=== Exercise input ===
────────────────

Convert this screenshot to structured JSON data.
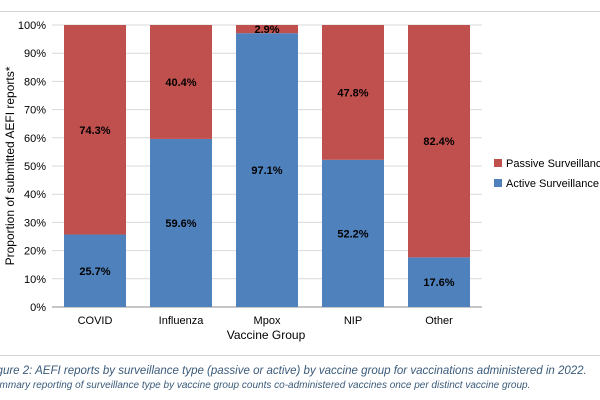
{
  "chart_data": {
    "type": "bar",
    "stacked": true,
    "categories": [
      "COVID",
      "Influenza",
      "Mpox",
      "NIP",
      "Other"
    ],
    "series": [
      {
        "name": "Active Surveillance",
        "color": "#4f81bd",
        "values": [
          25.7,
          59.6,
          97.1,
          52.2,
          17.6
        ],
        "labels": [
          "25.7%",
          "59.6%",
          "97.1%",
          "52.2%",
          "17.6%"
        ]
      },
      {
        "name": "Passive Surveillance",
        "color": "#c0504d",
        "values": [
          74.3,
          40.4,
          2.9,
          47.8,
          82.4
        ],
        "labels": [
          "74.3%",
          "40.4%",
          "2.9%",
          "47.8%",
          "82.4%"
        ]
      }
    ],
    "xlabel": "Vaccine Group",
    "ylabel": "Proportion of submitted AEFI reports*",
    "ylim": [
      0,
      100
    ],
    "yticks": [
      0,
      10,
      20,
      30,
      40,
      50,
      60,
      70,
      80,
      90,
      100
    ],
    "ytick_labels": [
      "0%",
      "10%",
      "20%",
      "30%",
      "40%",
      "50%",
      "60%",
      "70%",
      "80%",
      "90%",
      "100%"
    ],
    "grid": true,
    "legend_position": "right",
    "legend_order": [
      "Passive Surveillance",
      "Active Surveillance"
    ]
  },
  "caption": {
    "line1": "igure 2: AEFI reports by surveillance type (passive or active) by vaccine group for vaccinations administered in 2022.",
    "line2": "ummary reporting of surveillance type by vaccine group counts co-administered vaccines once per distinct vaccine group."
  }
}
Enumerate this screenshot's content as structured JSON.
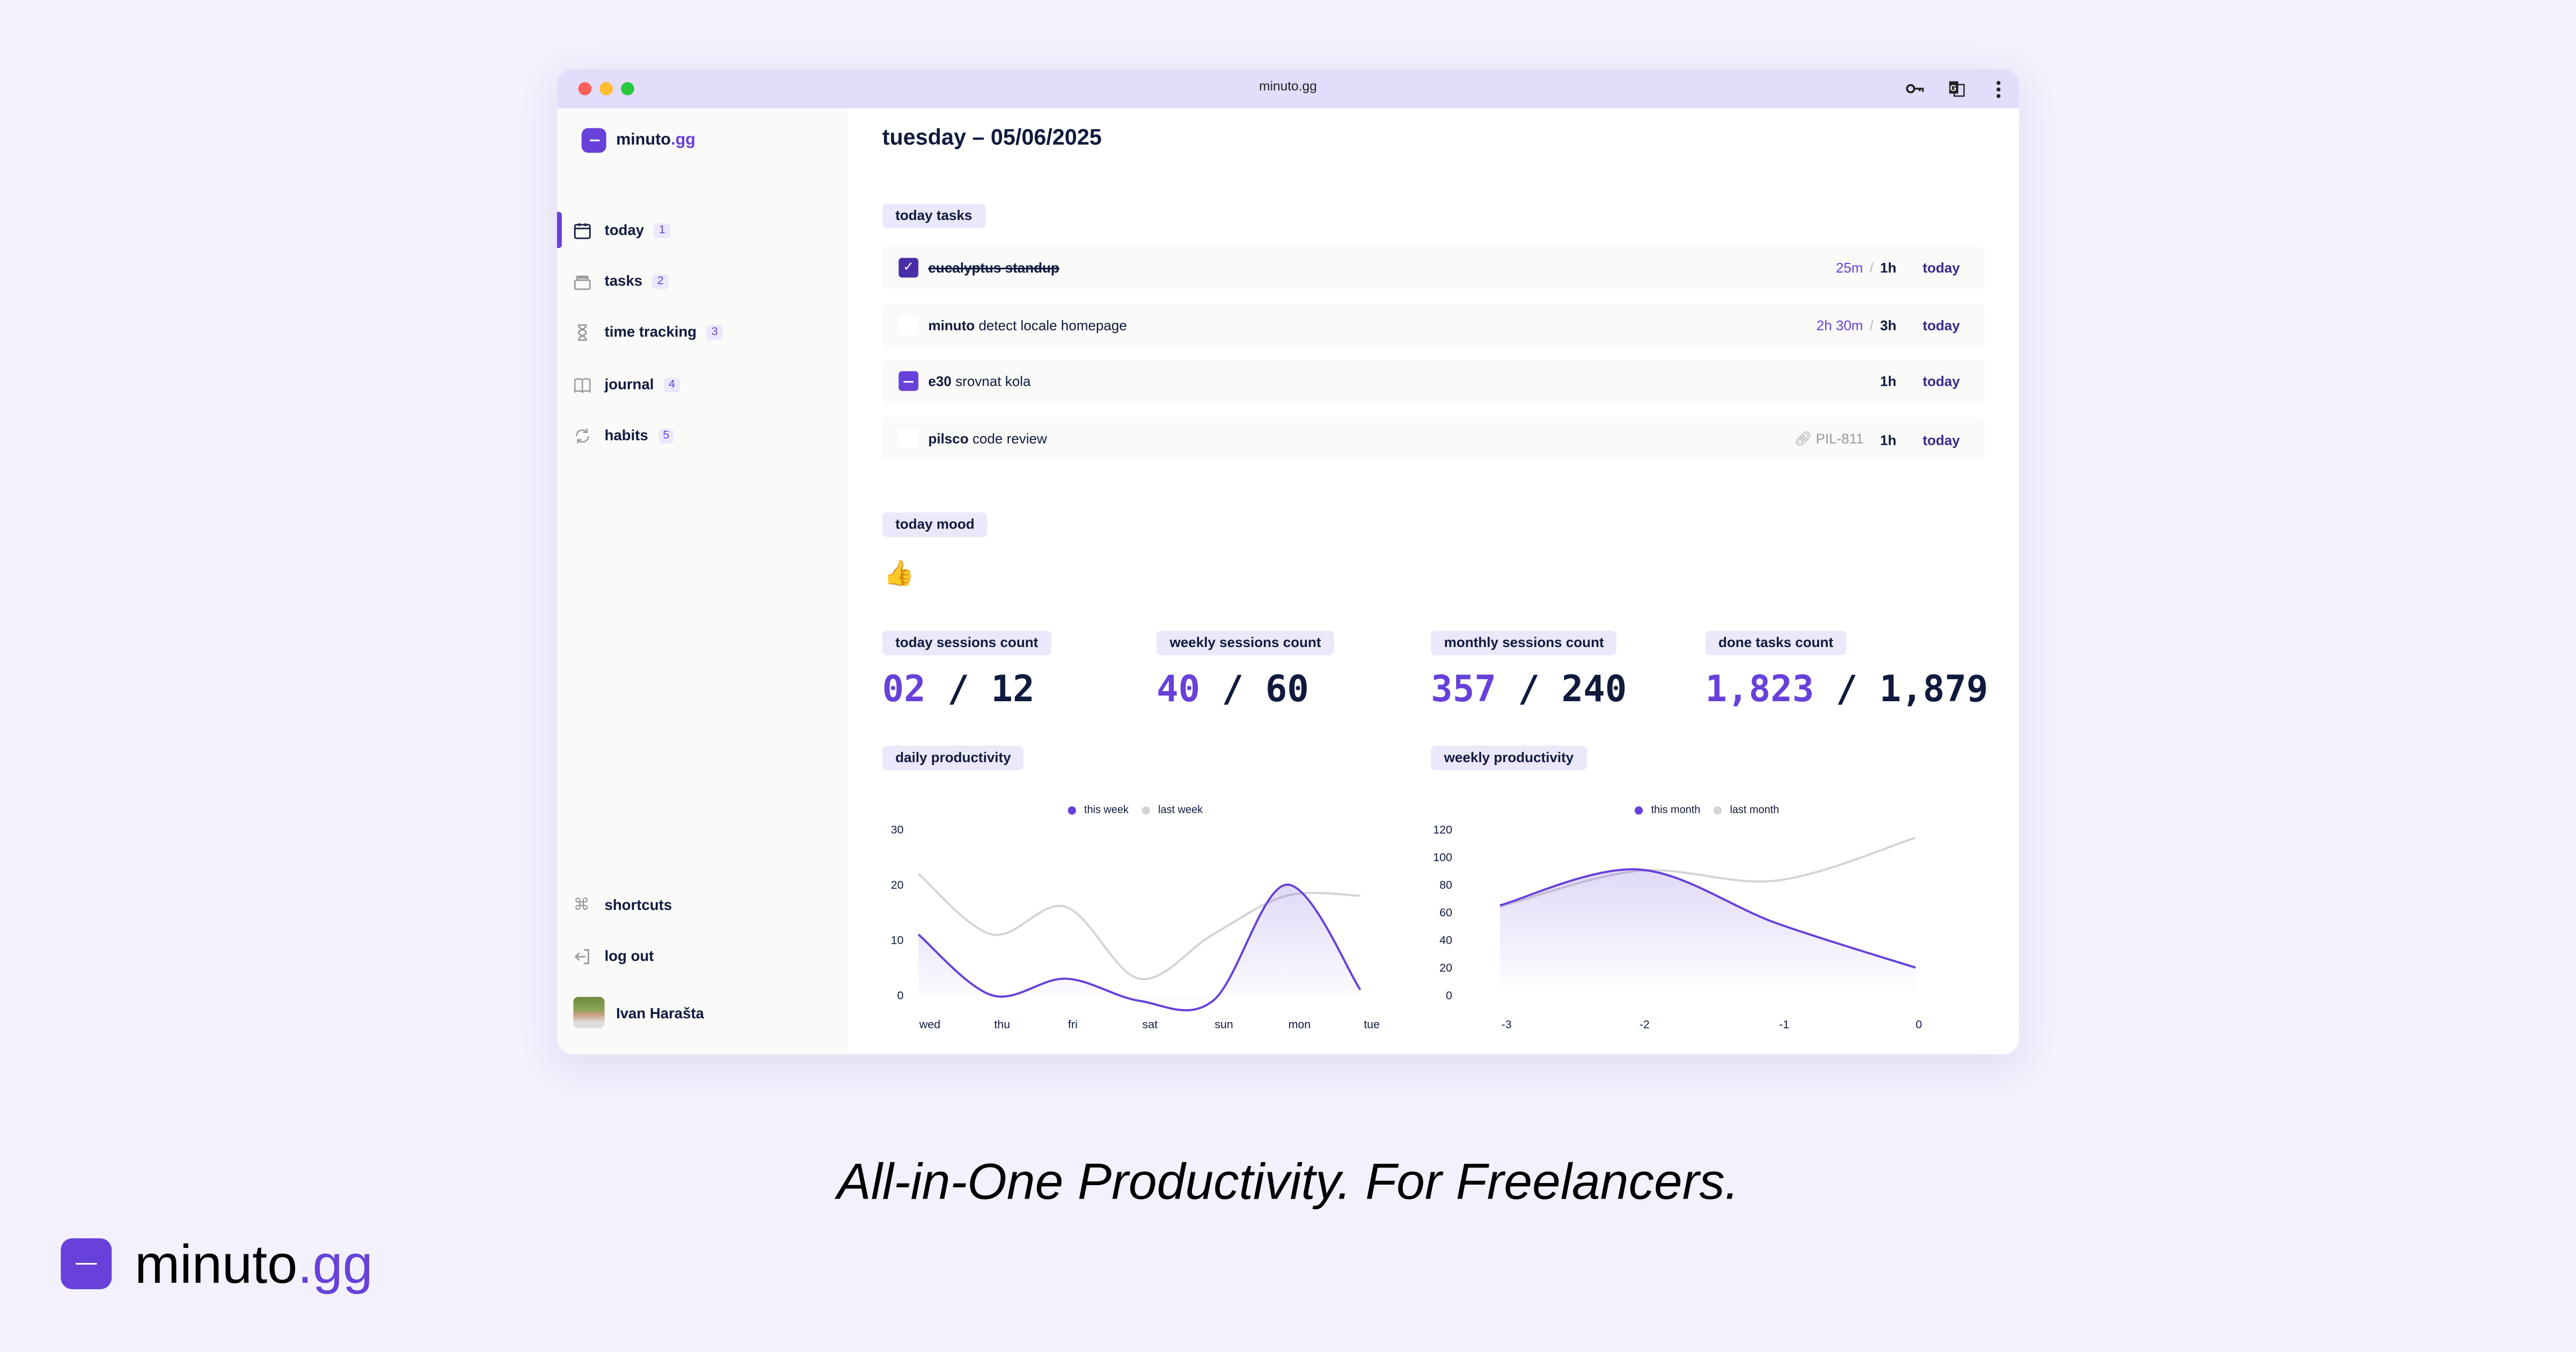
{
  "browser": {
    "url": "minuto.gg",
    "icons": [
      "key-icon",
      "translate-icon",
      "more-vertical-icon"
    ]
  },
  "brand": {
    "name": "minuto",
    "tld": ".gg",
    "color": "#6741d9"
  },
  "sidebar": {
    "items": [
      {
        "label": "today",
        "count": "1",
        "icon": "calendar-icon",
        "active": true
      },
      {
        "label": "tasks",
        "count": "2",
        "icon": "archive-icon"
      },
      {
        "label": "time tracking",
        "count": "3",
        "icon": "hourglass-icon"
      },
      {
        "label": "journal",
        "count": "4",
        "icon": "book-icon"
      },
      {
        "label": "habits",
        "count": "5",
        "icon": "refresh-icon"
      }
    ],
    "shortcuts": "shortcuts",
    "logout": "log out",
    "user": "Ivan Harašta"
  },
  "main": {
    "title": "tuesday – 05/06/2025",
    "tasks_label": "today tasks",
    "tasks": [
      {
        "project": "",
        "name": "eucalyptus standup",
        "state": "done",
        "spent": "25m",
        "estimate": "1h",
        "ref": "",
        "day": "today"
      },
      {
        "project": "minuto",
        "name": "detect locale homepage",
        "state": "open",
        "spent": "2h 30m",
        "estimate": "3h",
        "ref": "",
        "day": "today"
      },
      {
        "project": "e30",
        "name": "srovnat kola",
        "state": "in-progress",
        "spent": "",
        "estimate": "1h",
        "ref": "",
        "day": "today"
      },
      {
        "project": "pilsco",
        "name": "code review",
        "state": "open",
        "spent": "",
        "estimate": "1h",
        "ref": "PIL-811",
        "day": "today"
      }
    ],
    "mood_label": "today mood",
    "mood": "👍",
    "stats": [
      {
        "label": "today sessions count",
        "value": "02",
        "total": "12"
      },
      {
        "label": "weekly sessions count",
        "value": "40",
        "total": "60"
      },
      {
        "label": "monthly sessions count",
        "value": "357",
        "total": "240"
      },
      {
        "label": "done tasks count",
        "value": "1,823",
        "total": "1,879"
      }
    ],
    "daily_label": "daily productivity",
    "weekly_label": "weekly productivity"
  },
  "chart_data": [
    {
      "type": "area",
      "categories": [
        "wed",
        "thu",
        "fri",
        "sat",
        "sun",
        "mon",
        "tue"
      ],
      "yticks": [
        "0",
        "10",
        "20",
        "30"
      ],
      "ylim": [
        0,
        30
      ],
      "grid": false,
      "legend": "top-center",
      "series": [
        {
          "name": "this week",
          "values": [
            11,
            0,
            3,
            -1,
            -1,
            20,
            1
          ],
          "color": "#6741d9",
          "fill": true
        },
        {
          "name": "last week",
          "values": [
            22,
            11,
            16,
            3,
            11,
            18,
            18
          ],
          "color": "#d4d4d8",
          "fill": false
        }
      ]
    },
    {
      "type": "area",
      "categories": [
        "-3",
        "-2",
        "-1",
        "0"
      ],
      "yticks": [
        "0",
        "20",
        "40",
        "60",
        "80",
        "100",
        "120"
      ],
      "ylim": [
        0,
        120
      ],
      "grid": false,
      "legend": "top-center",
      "series": [
        {
          "name": "this month",
          "values": [
            65,
            91,
            52,
            20
          ],
          "color": "#6741d9",
          "fill": true
        },
        {
          "name": "last month",
          "values": [
            64,
            90,
            83,
            114
          ],
          "color": "#d4d4d8",
          "fill": false
        }
      ]
    }
  ],
  "footer": {
    "tagline": "All-in-One Productivity. For Freelancers."
  }
}
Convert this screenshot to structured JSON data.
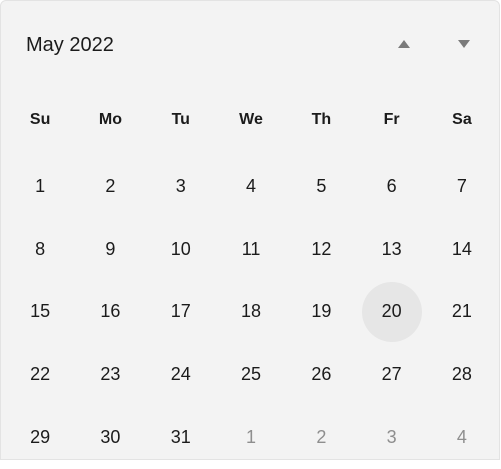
{
  "calendar": {
    "month_title": "May 2022",
    "weekdays": [
      "Su",
      "Mo",
      "Tu",
      "We",
      "Th",
      "Fr",
      "Sa"
    ],
    "days": [
      {
        "label": "1",
        "muted": false,
        "highlighted": false
      },
      {
        "label": "2",
        "muted": false,
        "highlighted": false
      },
      {
        "label": "3",
        "muted": false,
        "highlighted": false
      },
      {
        "label": "4",
        "muted": false,
        "highlighted": false
      },
      {
        "label": "5",
        "muted": false,
        "highlighted": false
      },
      {
        "label": "6",
        "muted": false,
        "highlighted": false
      },
      {
        "label": "7",
        "muted": false,
        "highlighted": false
      },
      {
        "label": "8",
        "muted": false,
        "highlighted": false
      },
      {
        "label": "9",
        "muted": false,
        "highlighted": false
      },
      {
        "label": "10",
        "muted": false,
        "highlighted": false
      },
      {
        "label": "11",
        "muted": false,
        "highlighted": false
      },
      {
        "label": "12",
        "muted": false,
        "highlighted": false
      },
      {
        "label": "13",
        "muted": false,
        "highlighted": false
      },
      {
        "label": "14",
        "muted": false,
        "highlighted": false
      },
      {
        "label": "15",
        "muted": false,
        "highlighted": false
      },
      {
        "label": "16",
        "muted": false,
        "highlighted": false
      },
      {
        "label": "17",
        "muted": false,
        "highlighted": false
      },
      {
        "label": "18",
        "muted": false,
        "highlighted": false
      },
      {
        "label": "19",
        "muted": false,
        "highlighted": false
      },
      {
        "label": "20",
        "muted": false,
        "highlighted": true
      },
      {
        "label": "21",
        "muted": false,
        "highlighted": false
      },
      {
        "label": "22",
        "muted": false,
        "highlighted": false
      },
      {
        "label": "23",
        "muted": false,
        "highlighted": false
      },
      {
        "label": "24",
        "muted": false,
        "highlighted": false
      },
      {
        "label": "25",
        "muted": false,
        "highlighted": false
      },
      {
        "label": "26",
        "muted": false,
        "highlighted": false
      },
      {
        "label": "27",
        "muted": false,
        "highlighted": false
      },
      {
        "label": "28",
        "muted": false,
        "highlighted": false
      },
      {
        "label": "29",
        "muted": false,
        "highlighted": false
      },
      {
        "label": "30",
        "muted": false,
        "highlighted": false
      },
      {
        "label": "31",
        "muted": false,
        "highlighted": false
      },
      {
        "label": "1",
        "muted": true,
        "highlighted": false
      },
      {
        "label": "2",
        "muted": true,
        "highlighted": false
      },
      {
        "label": "3",
        "muted": true,
        "highlighted": false
      },
      {
        "label": "4",
        "muted": true,
        "highlighted": false
      }
    ]
  },
  "navigation": {
    "previous_icon": "triangle-up-icon",
    "next_icon": "triangle-down-icon"
  },
  "colors": {
    "background": "#f3f3f3",
    "text": "#1b1b1b",
    "muted_text": "#8e8e8e",
    "highlight": "#e6e6e6",
    "nav_icon": "#7a7a7a"
  }
}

────────────────

Go through the preceding material and copy each line that has the word "triangle".

    "previous_icon": "triangle-up-icon",
    "next_icon": "triangle-down-icon"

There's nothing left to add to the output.